(Extracted data entries)
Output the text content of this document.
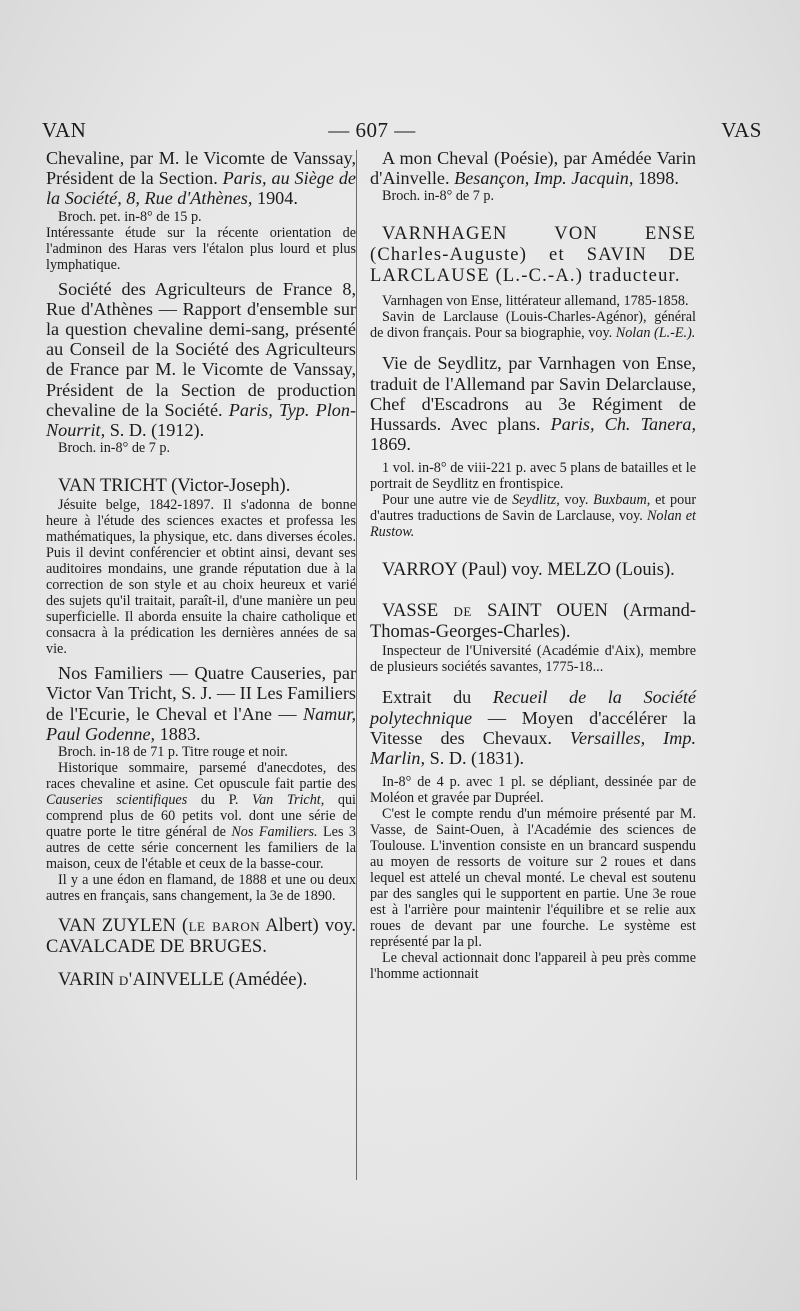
VAN	— 607 —	VAS

Chevaline, par M. le Vicomte de Vanssay, Président de la Section. Paris, au Siège de la Société, 8, Rue d'Athènes, 1904.

Broch. pet. in-8° de 15 p.

Intéressante étude sur la récente orientation de l'adminon des Haras vers l'étalon plus lourd et plus lymphatique.

Société des Agriculteurs de France 8, Rue d'Athènes — Rapport d'ensemble sur la question chevaline demi-sang, présenté au Conseil de la Société des Agriculteurs de France par M. le Vicomte de Vanssay, Président de la Section de production chevaline de la Société. Paris, Typ. Plon-Nourrit, S. D. (1912).

Broch. in-8° de 7 p.

VAN TRICHT (Victor-Joseph).

Jésuite belge, 1842-1897. Il s'adonna de bonne heure à l'étude des sciences exactes et professa les mathématiques, la physique, etc. dans diverses écoles. Puis il devint conférencier et obtint ainsi, devant ses auditoires mondains, une grande réputation due à la correction de son style et au choix heureux et varié des sujets qu'il traitait, paraît-il, d'une manière un peu superficielle. Il aborda ensuite la chaire catholique et consacra à la prédication les dernières années de sa vie.

Nos Familiers — Quatre Causeries, par Victor Van Tricht, S. J. — II Les Familiers de l'Ecurie, le Cheval et l'Ane — Namur, Paul Godenne, 1883.

Broch. in-18 de 71 p. Titre rouge et noir.

Historique sommaire, parsemé d'anecdotes, des races chevaline et asine. Cet opuscule fait partie des Causeries scientifiques du P. Van Tricht, qui comprend plus de 60 petits vol. dont une série de quatre porte le titre général de Nos Familiers. Les 3 autres de cette série concernent les familiers de la maison, ceux de l'étable et ceux de la basse-cour.

Il y a une édon en flamand, de 1888 et une ou deux autres en français, sans changement, la 3e de 1890.

VAN ZUYLEN (le baron Albert) voy. CAVALCADE DE BRUGES.

VARIN d'AINVELLE (Amédée).

A mon Cheval (Poésie), par Amédée Varin d'Ainvelle. Besançon, Imp. Jacquin, 1898.

Broch. in-8° de 7 p.

VARNHAGEN VON ENSE (Charles-Auguste) et SAVIN DE LARCLAUSE (L.-C.-A.) traducteur.

Varnhagen von Ense, littérateur allemand, 1785-1858.

Savin de Larclause (Louis-Charles-Agénor), général de divon français. Pour sa biographie, voy. Nolan (L.-E.).

Vie de Seydlitz, par Varnhagen von Ense, traduit de l'Allemand par Savin Delarclause, Chef d'Escadrons au 3e Régiment de Hussards. Avec plans. Paris, Ch. Tanera, 1869.

1 vol. in-8° de viii-221 p. avec 5 plans de batailles et le portrait de Seydlitz en frontispice.

Pour une autre vie de Seydlitz, voy. Buxbaum, et pour d'autres traductions de Savin de Larclause, voy. Nolan et Rustow.

VARROY (Paul) voy. MELZO (Louis).

VASSE de SAINT OUEN (Armand-Thomas-Georges-Charles).

Inspecteur de l'Université (Académie d'Aix), membre de plusieurs sociétés savantes, 1775-18...

Extrait du Recueil de la Société polytechnique — Moyen d'accélérer la Vitesse des Chevaux. Versailles, Imp. Marlin, S. D. (1831).

In-8° de 4 p. avec 1 pl. se dépliant, dessinée par de Moléon et gravée par Dupréel.

C'est le compte rendu d'un mémoire présenté par M. Vasse, de Saint-Ouen, à l'Académie des sciences de Toulouse. L'invention consiste en un brancard suspendu au moyen de ressorts de voiture sur 2 roues et dans lequel est attelé un cheval monté. Le cheval est soutenu par des sangles qui le supportent en partie. Une 3e roue est à l'arrière pour maintenir l'équilibre et se relie aux roues de devant par une fourche. Le système est représenté par la pl.

Le cheval actionnait donc l'appareil à peu près comme l'homme actionnait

**EXERCISE TASK**
Nothing in the entries above should change when they are printed again, except that the pictures are dropped.

**FULL RESPONSE**
Output the text content of this document.
VAN	— 607 —	VAS

Chevaline, par M. le Vicomte de Vanssay, Président de la Section. Paris, au Siège de la Société, 8, Rue d'Athènes, 1904.

Broch. pet. in-8° de 15 p.

Intéressante étude sur la récente orientation de l'adminon des Haras vers l'étalon plus lourd et plus lymphatique.

Société des Agriculteurs de France 8, Rue d'Athènes — Rapport d'ensemble sur la question chevaline demi-sang, présenté au Conseil de la Société des Agriculteurs de France par M. le Vicomte de Vanssay, Président de la Section de production chevaline de la Société. Paris, Typ. Plon-Nourrit, S. D. (1912).

Broch. in-8° de 7 p.

VAN TRICHT (Victor-Joseph).

Jésuite belge, 1842-1897. Il s'adonna de bonne heure à l'étude des sciences exactes et professa les mathématiques, la physique, etc. dans diverses écoles. Puis il devint conférencier et obtint ainsi, devant ses auditoires mondains, une grande réputation due à la correction de son style et au choix heureux et varié des sujets qu'il traitait, paraît-il, d'une manière un peu superficielle. Il aborda ensuite la chaire catholique et consacra à la prédication les dernières années de sa vie.

Nos Familiers — Quatre Causeries, par Victor Van Tricht, S. J. — II Les Familiers de l'Ecurie, le Cheval et l'Ane — Namur, Paul Godenne, 1883.

Broch. in-18 de 71 p. Titre rouge et noir.

Historique sommaire, parsemé d'anecdotes, des races chevaline et asine. Cet opuscule fait partie des Causeries scientifiques du P. Van Tricht, qui comprend plus de 60 petits vol. dont une série de quatre porte le titre général de Nos Familiers. Les 3 autres de cette série concernent les familiers de la maison, ceux de l'étable et ceux de la basse-cour.

Il y a une édon en flamand, de 1888 et une ou deux autres en français, sans changement, la 3e de 1890.

VAN ZUYLEN (le baron Albert) voy. CAVALCADE DE BRUGES.

VARIN d'AINVELLE (Amédée).

A mon Cheval (Poésie), par Amédée Varin d'Ainvelle. Besançon, Imp. Jacquin, 1898.

Broch. in-8° de 7 p.

VARNHAGEN VON ENSE (Charles-Auguste) et SAVIN DE LARCLAUSE (L.-C.-A.) traducteur.

Varnhagen von Ense, littérateur allemand, 1785-1858.

Savin de Larclause (Louis-Charles-Agénor), général de divon français. Pour sa biographie, voy. Nolan (L.-E.).

Vie de Seydlitz, par Varnhagen von Ense, traduit de l'Allemand par Savin Delarclause, Chef d'Escadrons au 3e Régiment de Hussards. Avec plans. Paris, Ch. Tanera, 1869.

1 vol. in-8° de viii-221 p. avec 5 plans de batailles et le portrait de Seydlitz en frontispice.

Pour une autre vie de Seydlitz, voy. Buxbaum, et pour d'autres traductions de Savin de Larclause, voy. Nolan et Rustow.

VARROY (Paul) voy. MELZO (Louis).

VASSE de SAINT OUEN (Armand-Thomas-Georges-Charles).

Inspecteur de l'Université (Académie d'Aix), membre de plusieurs sociétés savantes, 1775-18...

Extrait du Recueil de la Société polytechnique — Moyen d'accélérer la Vitesse des Chevaux. Versailles, Imp. Marlin, S. D. (1831).

In-8° de 4 p. avec 1 pl. se dépliant, dessinée par de Moléon et gravée par Dupréel.

C'est le compte rendu d'un mémoire présenté par M. Vasse, de Saint-Ouen, à l'Académie des sciences de Toulouse. L'invention consiste en un brancard suspendu au moyen de ressorts de voiture sur 2 roues et dans lequel est attelé un cheval monté. Le cheval est soutenu par des sangles qui le supportent en partie. Une 3e roue est à l'arrière pour maintenir l'équilibre et se relie aux roues de devant par une fourche. Le système est représenté par la pl.

Le cheval actionnait donc l'appareil à peu près comme l'homme actionnait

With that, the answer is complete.